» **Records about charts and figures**
* Begin *
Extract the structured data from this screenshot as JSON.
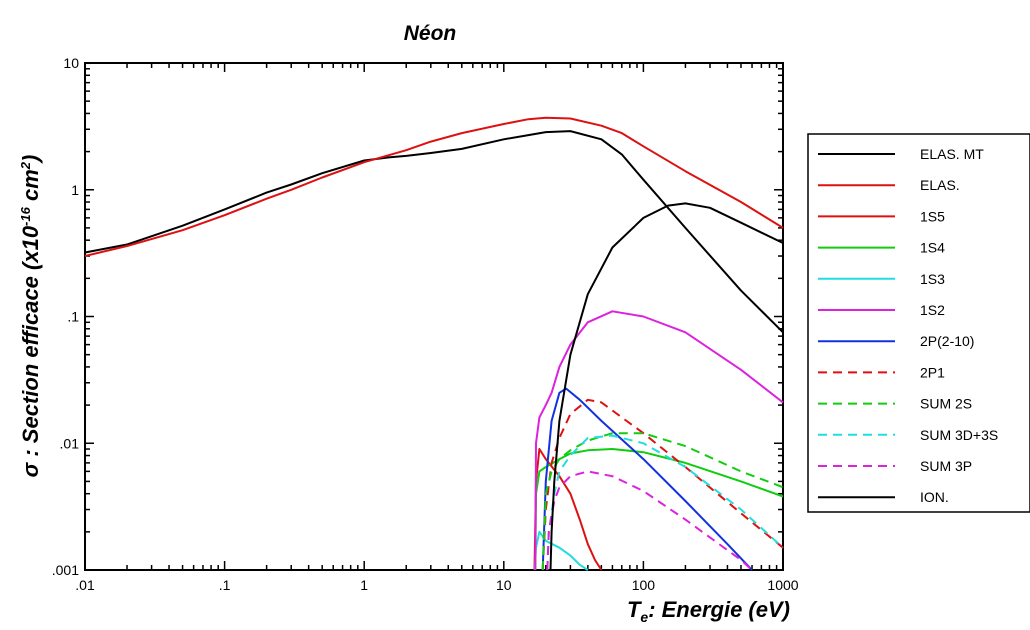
{
  "chart_data": {
    "type": "line",
    "title": "Néon",
    "xlabel": {
      "symbol": "T",
      "sub": "e",
      "text": ": Energie (eV)"
    },
    "ylabel": {
      "text": "σ : Section efficace (x10",
      "sup1": "-16",
      "mid": " cm",
      "sup2": "2",
      "end": ")"
    },
    "x_scale": "log",
    "y_scale": "log",
    "xlim": [
      0.01,
      1000
    ],
    "ylim": [
      0.001,
      10
    ],
    "x_ticks": [
      {
        "value": 0.01,
        "label": ".01"
      },
      {
        "value": 0.1,
        "label": ".1"
      },
      {
        "value": 1,
        "label": "1"
      },
      {
        "value": 10,
        "label": "10"
      },
      {
        "value": 100,
        "label": "100"
      },
      {
        "value": 1000,
        "label": "1000"
      }
    ],
    "y_ticks": [
      {
        "value": 0.001,
        "label": ".001"
      },
      {
        "value": 0.01,
        "label": ".01"
      },
      {
        "value": 0.1,
        "label": ".1"
      },
      {
        "value": 1,
        "label": "1"
      },
      {
        "value": 10,
        "label": "10"
      }
    ],
    "grid": false,
    "legend_position": "right",
    "series": [
      {
        "name": "ELAS. MT",
        "color": "#000000",
        "dash": "solid",
        "points": [
          [
            0.01,
            0.32
          ],
          [
            0.02,
            0.37
          ],
          [
            0.05,
            0.52
          ],
          [
            0.1,
            0.7
          ],
          [
            0.2,
            0.95
          ],
          [
            0.3,
            1.1
          ],
          [
            0.5,
            1.35
          ],
          [
            1,
            1.7
          ],
          [
            1.5,
            1.8
          ],
          [
            2,
            1.85
          ],
          [
            3,
            1.95
          ],
          [
            5,
            2.1
          ],
          [
            10,
            2.5
          ],
          [
            15,
            2.7
          ],
          [
            20,
            2.85
          ],
          [
            30,
            2.9
          ],
          [
            50,
            2.5
          ],
          [
            70,
            1.9
          ],
          [
            100,
            1.2
          ],
          [
            200,
            0.5
          ],
          [
            500,
            0.16
          ],
          [
            1000,
            0.075
          ]
        ]
      },
      {
        "name": "ELAS.",
        "color": "#dd1111",
        "dash": "solid",
        "points": [
          [
            0.01,
            0.3
          ],
          [
            0.02,
            0.36
          ],
          [
            0.05,
            0.48
          ],
          [
            0.1,
            0.63
          ],
          [
            0.2,
            0.85
          ],
          [
            0.3,
            1.0
          ],
          [
            0.5,
            1.25
          ],
          [
            1,
            1.65
          ],
          [
            2,
            2.05
          ],
          [
            3,
            2.4
          ],
          [
            5,
            2.8
          ],
          [
            10,
            3.3
          ],
          [
            15,
            3.6
          ],
          [
            20,
            3.7
          ],
          [
            30,
            3.65
          ],
          [
            50,
            3.2
          ],
          [
            70,
            2.8
          ],
          [
            100,
            2.2
          ],
          [
            200,
            1.4
          ],
          [
            500,
            0.8
          ],
          [
            1000,
            0.5
          ]
        ]
      },
      {
        "name": "1S5",
        "color": "#dd1111",
        "dash": "solid",
        "points": [
          [
            16.6,
            0.001
          ],
          [
            17,
            0.005
          ],
          [
            18,
            0.009
          ],
          [
            20,
            0.0075
          ],
          [
            25,
            0.0055
          ],
          [
            30,
            0.004
          ],
          [
            35,
            0.0025
          ],
          [
            40,
            0.0016
          ],
          [
            45,
            0.0012
          ],
          [
            50,
            0.001
          ]
        ]
      },
      {
        "name": "1S4",
        "color": "#11cc11",
        "dash": "solid",
        "points": [
          [
            16.8,
            0.001
          ],
          [
            17,
            0.004
          ],
          [
            18,
            0.006
          ],
          [
            20,
            0.0065
          ],
          [
            25,
            0.0075
          ],
          [
            30,
            0.0083
          ],
          [
            40,
            0.0088
          ],
          [
            60,
            0.009
          ],
          [
            100,
            0.0085
          ],
          [
            200,
            0.007
          ],
          [
            500,
            0.005
          ],
          [
            1000,
            0.0038
          ]
        ]
      },
      {
        "name": "1S3",
        "color": "#22dddd",
        "dash": "solid",
        "points": [
          [
            16.7,
            0.001
          ],
          [
            17,
            0.0015
          ],
          [
            18,
            0.002
          ],
          [
            20,
            0.0017
          ],
          [
            25,
            0.0015
          ],
          [
            30,
            0.0013
          ],
          [
            35,
            0.0011
          ],
          [
            40,
            0.001
          ]
        ]
      },
      {
        "name": "1S2",
        "color": "#dd22dd",
        "dash": "solid",
        "points": [
          [
            16.8,
            0.001
          ],
          [
            17,
            0.01
          ],
          [
            18,
            0.016
          ],
          [
            20,
            0.02
          ],
          [
            22,
            0.025
          ],
          [
            25,
            0.04
          ],
          [
            30,
            0.06
          ],
          [
            40,
            0.09
          ],
          [
            60,
            0.11
          ],
          [
            100,
            0.1
          ],
          [
            200,
            0.075
          ],
          [
            500,
            0.038
          ],
          [
            1000,
            0.021
          ]
        ]
      },
      {
        "name": "2P(2-10)",
        "color": "#1133dd",
        "dash": "solid",
        "points": [
          [
            19,
            0.001
          ],
          [
            20,
            0.005
          ],
          [
            22,
            0.015
          ],
          [
            25,
            0.025
          ],
          [
            28,
            0.027
          ],
          [
            35,
            0.022
          ],
          [
            50,
            0.015
          ],
          [
            100,
            0.0075
          ],
          [
            200,
            0.0035
          ],
          [
            400,
            0.0016
          ],
          [
            600,
            0.001
          ]
        ]
      },
      {
        "name": "2P1",
        "color": "#dd1111",
        "dash": "dashed",
        "points": [
          [
            19,
            0.001
          ],
          [
            20,
            0.003
          ],
          [
            22,
            0.007
          ],
          [
            25,
            0.011
          ],
          [
            30,
            0.017
          ],
          [
            40,
            0.022
          ],
          [
            50,
            0.021
          ],
          [
            70,
            0.016
          ],
          [
            100,
            0.012
          ],
          [
            200,
            0.0065
          ],
          [
            500,
            0.0028
          ],
          [
            1000,
            0.0015
          ]
        ]
      },
      {
        "name": "SUM 2S",
        "color": "#11cc11",
        "dash": "dashed",
        "points": [
          [
            19,
            0.001
          ],
          [
            20,
            0.004
          ],
          [
            22,
            0.006
          ],
          [
            25,
            0.0075
          ],
          [
            30,
            0.0088
          ],
          [
            40,
            0.0105
          ],
          [
            60,
            0.012
          ],
          [
            100,
            0.012
          ],
          [
            200,
            0.0095
          ],
          [
            500,
            0.006
          ],
          [
            1000,
            0.0045
          ]
        ]
      },
      {
        "name": "SUM 3D+3S",
        "color": "#22dddd",
        "dash": "dashed",
        "points": [
          [
            20.5,
            0.001
          ],
          [
            21,
            0.002
          ],
          [
            23,
            0.004
          ],
          [
            25,
            0.006
          ],
          [
            30,
            0.008
          ],
          [
            40,
            0.011
          ],
          [
            60,
            0.0115
          ],
          [
            100,
            0.01
          ],
          [
            200,
            0.0065
          ],
          [
            500,
            0.003
          ],
          [
            1000,
            0.0015
          ]
        ]
      },
      {
        "name": "SUM 3P",
        "color": "#dd22dd",
        "dash": "dashed",
        "points": [
          [
            20.5,
            0.001
          ],
          [
            21,
            0.002
          ],
          [
            23,
            0.0035
          ],
          [
            25,
            0.0045
          ],
          [
            30,
            0.0055
          ],
          [
            40,
            0.006
          ],
          [
            60,
            0.0055
          ],
          [
            100,
            0.0042
          ],
          [
            200,
            0.0025
          ],
          [
            500,
            0.0012
          ],
          [
            600,
            0.001
          ]
        ]
      },
      {
        "name": "ION.",
        "color": "#000000",
        "dash": "solid",
        "points": [
          [
            21.6,
            0.001
          ],
          [
            22,
            0.002
          ],
          [
            23,
            0.005
          ],
          [
            25,
            0.015
          ],
          [
            30,
            0.05
          ],
          [
            40,
            0.15
          ],
          [
            60,
            0.35
          ],
          [
            100,
            0.6
          ],
          [
            150,
            0.75
          ],
          [
            200,
            0.78
          ],
          [
            300,
            0.72
          ],
          [
            500,
            0.55
          ],
          [
            1000,
            0.38
          ]
        ]
      }
    ]
  }
}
* End *
» **WHAT THE TASK REQUIRES**
Identify each line of the material where the word "text" shows up, and copy it.

» **FINAL ANSWER**
      "text": ": Energie (eV)"
      "text": "σ : Section efficace (x10",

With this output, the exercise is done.